[SET PROBLEM]
Can you output the items below line for line, starting with the first line and stopping after the line that contains "roll-number-cell: 135367 —", both included?
==========
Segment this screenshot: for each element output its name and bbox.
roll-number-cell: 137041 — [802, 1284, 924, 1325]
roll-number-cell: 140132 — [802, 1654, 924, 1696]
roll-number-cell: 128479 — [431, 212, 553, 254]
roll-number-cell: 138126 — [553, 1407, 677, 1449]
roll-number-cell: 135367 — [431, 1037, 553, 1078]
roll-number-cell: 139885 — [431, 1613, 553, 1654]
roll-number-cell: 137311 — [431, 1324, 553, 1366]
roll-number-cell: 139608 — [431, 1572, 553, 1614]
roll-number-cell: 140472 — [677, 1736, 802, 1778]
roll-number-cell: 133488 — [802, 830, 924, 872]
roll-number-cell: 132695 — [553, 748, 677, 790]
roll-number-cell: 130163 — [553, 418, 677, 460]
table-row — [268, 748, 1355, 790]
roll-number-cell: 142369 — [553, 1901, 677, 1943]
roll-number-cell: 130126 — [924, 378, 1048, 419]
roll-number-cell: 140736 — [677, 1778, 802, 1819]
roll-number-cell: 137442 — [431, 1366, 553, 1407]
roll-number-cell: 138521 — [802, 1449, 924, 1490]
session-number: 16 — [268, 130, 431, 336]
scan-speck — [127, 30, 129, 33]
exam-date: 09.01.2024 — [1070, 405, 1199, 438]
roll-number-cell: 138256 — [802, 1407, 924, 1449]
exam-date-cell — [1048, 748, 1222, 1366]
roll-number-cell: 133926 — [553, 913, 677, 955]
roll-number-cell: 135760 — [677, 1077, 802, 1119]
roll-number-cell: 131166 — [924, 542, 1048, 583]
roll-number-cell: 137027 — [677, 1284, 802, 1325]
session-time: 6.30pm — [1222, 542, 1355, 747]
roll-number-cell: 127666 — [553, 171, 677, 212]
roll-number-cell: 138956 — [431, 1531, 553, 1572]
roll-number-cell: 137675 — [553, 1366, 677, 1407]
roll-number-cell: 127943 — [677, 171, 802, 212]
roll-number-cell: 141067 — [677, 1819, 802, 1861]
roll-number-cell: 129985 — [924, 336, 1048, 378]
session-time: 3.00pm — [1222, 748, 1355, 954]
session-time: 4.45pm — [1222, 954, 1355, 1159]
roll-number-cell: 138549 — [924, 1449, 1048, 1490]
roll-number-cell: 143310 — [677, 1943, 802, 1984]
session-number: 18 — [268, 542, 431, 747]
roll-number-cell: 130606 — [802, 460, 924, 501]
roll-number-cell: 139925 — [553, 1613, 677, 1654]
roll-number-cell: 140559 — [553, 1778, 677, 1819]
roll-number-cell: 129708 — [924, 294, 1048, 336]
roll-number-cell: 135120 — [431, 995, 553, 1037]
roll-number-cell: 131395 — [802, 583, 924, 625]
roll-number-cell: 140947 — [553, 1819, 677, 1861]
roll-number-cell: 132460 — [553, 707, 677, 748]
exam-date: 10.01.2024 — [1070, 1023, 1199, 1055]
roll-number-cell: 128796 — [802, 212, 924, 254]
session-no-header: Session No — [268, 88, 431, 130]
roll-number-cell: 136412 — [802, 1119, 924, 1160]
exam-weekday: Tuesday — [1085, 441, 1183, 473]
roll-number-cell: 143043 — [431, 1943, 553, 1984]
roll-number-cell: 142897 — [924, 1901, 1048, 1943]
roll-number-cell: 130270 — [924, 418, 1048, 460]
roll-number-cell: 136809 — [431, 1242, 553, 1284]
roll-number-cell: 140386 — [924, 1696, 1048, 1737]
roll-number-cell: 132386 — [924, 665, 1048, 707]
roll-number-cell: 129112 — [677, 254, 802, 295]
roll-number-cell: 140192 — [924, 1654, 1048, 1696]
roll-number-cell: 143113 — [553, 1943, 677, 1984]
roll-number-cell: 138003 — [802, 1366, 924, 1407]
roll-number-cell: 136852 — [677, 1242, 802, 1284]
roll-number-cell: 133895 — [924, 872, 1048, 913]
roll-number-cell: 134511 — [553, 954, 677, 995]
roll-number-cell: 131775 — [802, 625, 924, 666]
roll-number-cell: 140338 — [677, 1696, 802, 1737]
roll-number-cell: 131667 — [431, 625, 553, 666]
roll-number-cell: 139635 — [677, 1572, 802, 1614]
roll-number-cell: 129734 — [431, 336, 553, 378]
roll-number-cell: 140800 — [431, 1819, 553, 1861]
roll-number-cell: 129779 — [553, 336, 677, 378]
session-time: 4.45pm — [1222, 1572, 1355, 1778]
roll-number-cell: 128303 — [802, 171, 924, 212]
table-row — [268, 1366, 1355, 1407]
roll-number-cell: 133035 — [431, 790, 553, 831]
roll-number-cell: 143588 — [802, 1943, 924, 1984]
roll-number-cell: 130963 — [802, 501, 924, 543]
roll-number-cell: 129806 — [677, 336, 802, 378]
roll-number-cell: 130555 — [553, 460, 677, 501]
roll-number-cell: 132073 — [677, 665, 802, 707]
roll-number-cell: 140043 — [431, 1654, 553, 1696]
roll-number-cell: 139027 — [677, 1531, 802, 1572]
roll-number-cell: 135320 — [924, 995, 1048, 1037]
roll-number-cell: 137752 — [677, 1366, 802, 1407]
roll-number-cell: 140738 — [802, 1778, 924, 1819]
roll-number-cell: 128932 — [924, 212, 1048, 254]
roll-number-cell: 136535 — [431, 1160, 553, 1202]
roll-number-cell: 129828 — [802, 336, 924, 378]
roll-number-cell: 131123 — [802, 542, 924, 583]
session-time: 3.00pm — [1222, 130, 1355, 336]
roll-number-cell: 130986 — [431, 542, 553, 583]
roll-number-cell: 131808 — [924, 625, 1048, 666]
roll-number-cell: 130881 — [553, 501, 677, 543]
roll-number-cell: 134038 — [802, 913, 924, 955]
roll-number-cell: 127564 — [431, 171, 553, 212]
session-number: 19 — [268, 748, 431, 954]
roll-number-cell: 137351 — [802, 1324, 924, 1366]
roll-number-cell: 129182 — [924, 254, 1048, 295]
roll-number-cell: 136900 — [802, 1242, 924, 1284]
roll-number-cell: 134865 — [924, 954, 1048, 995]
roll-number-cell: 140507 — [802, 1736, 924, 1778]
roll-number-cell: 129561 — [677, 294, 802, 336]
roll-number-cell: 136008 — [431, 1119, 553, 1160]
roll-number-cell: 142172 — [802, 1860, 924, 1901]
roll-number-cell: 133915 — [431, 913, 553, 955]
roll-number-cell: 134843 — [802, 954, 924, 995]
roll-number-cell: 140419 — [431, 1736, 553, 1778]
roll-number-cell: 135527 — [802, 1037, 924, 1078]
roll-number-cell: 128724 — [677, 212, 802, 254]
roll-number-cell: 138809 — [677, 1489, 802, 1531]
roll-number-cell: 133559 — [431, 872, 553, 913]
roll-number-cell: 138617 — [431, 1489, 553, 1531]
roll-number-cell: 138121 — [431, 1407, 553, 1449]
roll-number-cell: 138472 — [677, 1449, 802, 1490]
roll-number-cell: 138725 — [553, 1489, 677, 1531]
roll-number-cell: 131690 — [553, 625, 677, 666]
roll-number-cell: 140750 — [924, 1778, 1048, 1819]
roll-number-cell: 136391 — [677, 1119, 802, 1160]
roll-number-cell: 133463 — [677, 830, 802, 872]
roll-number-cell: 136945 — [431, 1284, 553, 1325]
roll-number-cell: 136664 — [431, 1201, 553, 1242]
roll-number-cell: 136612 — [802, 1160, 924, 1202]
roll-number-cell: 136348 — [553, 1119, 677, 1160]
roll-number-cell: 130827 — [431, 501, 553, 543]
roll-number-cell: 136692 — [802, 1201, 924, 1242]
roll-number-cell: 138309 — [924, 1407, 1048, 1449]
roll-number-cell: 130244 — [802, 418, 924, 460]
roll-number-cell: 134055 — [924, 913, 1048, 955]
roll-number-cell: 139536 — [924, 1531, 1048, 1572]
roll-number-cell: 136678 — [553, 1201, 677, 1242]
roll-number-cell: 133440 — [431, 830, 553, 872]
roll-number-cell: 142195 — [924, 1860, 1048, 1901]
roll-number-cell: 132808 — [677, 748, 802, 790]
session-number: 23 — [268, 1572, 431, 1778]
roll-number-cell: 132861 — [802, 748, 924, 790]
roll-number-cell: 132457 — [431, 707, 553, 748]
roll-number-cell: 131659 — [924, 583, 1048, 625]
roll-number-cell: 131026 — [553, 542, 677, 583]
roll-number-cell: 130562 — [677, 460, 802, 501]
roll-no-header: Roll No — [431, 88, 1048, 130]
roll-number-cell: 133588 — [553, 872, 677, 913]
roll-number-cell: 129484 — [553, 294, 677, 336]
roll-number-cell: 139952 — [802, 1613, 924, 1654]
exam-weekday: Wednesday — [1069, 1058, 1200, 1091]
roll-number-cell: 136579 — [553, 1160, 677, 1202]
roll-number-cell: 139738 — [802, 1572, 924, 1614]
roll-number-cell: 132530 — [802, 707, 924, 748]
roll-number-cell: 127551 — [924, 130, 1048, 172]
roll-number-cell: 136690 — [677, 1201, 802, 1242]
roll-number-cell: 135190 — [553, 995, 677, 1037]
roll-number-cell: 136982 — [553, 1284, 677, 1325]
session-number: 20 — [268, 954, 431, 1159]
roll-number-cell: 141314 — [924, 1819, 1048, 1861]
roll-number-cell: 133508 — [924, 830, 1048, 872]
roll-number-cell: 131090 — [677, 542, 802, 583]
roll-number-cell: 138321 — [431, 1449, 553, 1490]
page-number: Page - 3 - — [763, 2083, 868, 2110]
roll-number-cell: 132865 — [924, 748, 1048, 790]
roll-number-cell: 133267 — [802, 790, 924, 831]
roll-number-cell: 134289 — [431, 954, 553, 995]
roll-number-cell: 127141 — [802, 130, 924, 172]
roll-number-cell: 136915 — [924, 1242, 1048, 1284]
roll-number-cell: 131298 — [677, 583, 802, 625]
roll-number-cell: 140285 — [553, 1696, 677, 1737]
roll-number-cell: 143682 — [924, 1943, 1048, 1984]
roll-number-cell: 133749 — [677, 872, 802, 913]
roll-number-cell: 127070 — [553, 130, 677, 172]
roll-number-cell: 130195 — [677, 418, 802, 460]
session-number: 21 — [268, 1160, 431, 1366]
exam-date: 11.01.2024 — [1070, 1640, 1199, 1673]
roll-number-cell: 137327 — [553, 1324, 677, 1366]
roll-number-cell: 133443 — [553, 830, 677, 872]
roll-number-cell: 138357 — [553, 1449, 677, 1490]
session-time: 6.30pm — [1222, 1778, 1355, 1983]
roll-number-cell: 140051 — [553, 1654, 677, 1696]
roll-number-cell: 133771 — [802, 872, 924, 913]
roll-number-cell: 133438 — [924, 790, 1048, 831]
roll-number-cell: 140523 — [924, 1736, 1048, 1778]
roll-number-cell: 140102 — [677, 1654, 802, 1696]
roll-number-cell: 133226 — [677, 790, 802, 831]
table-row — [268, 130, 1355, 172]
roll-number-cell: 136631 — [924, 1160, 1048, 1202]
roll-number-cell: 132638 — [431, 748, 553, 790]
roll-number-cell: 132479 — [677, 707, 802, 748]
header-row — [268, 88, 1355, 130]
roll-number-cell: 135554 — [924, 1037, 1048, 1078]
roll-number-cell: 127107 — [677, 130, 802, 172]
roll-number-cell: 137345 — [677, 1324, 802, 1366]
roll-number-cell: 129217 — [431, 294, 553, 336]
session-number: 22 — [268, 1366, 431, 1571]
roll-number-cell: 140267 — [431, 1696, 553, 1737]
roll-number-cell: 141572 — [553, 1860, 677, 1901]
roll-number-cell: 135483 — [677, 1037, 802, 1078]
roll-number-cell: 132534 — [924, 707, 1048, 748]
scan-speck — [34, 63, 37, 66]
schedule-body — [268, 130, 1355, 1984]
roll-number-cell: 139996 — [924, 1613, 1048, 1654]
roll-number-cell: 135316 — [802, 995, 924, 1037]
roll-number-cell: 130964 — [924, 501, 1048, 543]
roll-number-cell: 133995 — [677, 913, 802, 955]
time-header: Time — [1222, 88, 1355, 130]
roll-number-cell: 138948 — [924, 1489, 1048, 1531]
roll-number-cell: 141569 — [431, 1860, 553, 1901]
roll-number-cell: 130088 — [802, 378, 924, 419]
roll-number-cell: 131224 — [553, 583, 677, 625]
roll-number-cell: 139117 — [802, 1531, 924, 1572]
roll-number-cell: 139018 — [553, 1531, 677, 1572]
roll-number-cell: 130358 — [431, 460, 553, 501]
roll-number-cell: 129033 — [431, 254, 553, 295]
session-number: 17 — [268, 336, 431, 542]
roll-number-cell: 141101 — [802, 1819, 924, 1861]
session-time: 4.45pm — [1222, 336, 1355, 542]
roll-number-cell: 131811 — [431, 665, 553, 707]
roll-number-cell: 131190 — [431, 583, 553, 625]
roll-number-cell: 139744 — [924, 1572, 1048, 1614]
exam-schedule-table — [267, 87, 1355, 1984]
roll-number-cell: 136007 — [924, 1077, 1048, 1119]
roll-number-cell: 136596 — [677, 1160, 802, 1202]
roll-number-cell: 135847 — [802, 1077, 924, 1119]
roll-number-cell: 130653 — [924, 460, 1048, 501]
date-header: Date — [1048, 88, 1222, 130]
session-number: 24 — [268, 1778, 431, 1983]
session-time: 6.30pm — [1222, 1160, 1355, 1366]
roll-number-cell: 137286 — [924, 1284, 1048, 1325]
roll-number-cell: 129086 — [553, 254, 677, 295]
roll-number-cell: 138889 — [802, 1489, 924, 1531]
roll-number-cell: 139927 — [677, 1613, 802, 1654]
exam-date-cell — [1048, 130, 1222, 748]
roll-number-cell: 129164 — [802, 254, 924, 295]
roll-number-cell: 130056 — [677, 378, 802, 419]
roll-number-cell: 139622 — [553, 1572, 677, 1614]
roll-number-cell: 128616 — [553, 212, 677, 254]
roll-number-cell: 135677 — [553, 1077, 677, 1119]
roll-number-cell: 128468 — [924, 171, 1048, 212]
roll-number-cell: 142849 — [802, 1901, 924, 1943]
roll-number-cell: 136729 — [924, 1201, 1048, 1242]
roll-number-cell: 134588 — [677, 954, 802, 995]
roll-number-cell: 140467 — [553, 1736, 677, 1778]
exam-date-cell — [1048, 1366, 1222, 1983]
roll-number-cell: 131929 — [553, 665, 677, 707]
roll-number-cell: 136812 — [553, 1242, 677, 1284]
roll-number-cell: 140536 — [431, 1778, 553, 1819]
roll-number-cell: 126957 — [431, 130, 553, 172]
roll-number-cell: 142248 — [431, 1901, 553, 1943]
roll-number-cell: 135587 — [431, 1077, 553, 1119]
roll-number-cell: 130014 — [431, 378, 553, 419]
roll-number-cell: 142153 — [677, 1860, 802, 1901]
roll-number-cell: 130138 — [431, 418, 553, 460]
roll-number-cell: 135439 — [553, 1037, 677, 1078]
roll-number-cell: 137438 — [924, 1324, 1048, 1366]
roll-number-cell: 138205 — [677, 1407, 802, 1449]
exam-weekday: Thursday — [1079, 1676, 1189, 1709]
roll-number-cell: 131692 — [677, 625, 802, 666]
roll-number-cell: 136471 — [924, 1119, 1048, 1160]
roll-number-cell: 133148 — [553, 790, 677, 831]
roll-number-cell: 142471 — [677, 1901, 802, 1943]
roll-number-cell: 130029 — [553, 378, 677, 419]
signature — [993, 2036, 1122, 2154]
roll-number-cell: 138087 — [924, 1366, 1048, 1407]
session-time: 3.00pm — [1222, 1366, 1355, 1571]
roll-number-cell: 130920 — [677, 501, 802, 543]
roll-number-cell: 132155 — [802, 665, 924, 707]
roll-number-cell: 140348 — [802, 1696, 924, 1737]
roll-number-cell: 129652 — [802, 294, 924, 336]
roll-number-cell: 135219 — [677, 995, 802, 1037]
==========
[OUTPUT OF THE EXERCISE]
Segment this screenshot: for each element output its name and bbox.
roll-number-cell: 137041 — [802, 1284, 924, 1325]
roll-number-cell: 140132 — [802, 1654, 924, 1696]
roll-number-cell: 128479 — [431, 212, 553, 254]
roll-number-cell: 138126 — [553, 1407, 677, 1449]
roll-number-cell: 135367 — [431, 1037, 553, 1078]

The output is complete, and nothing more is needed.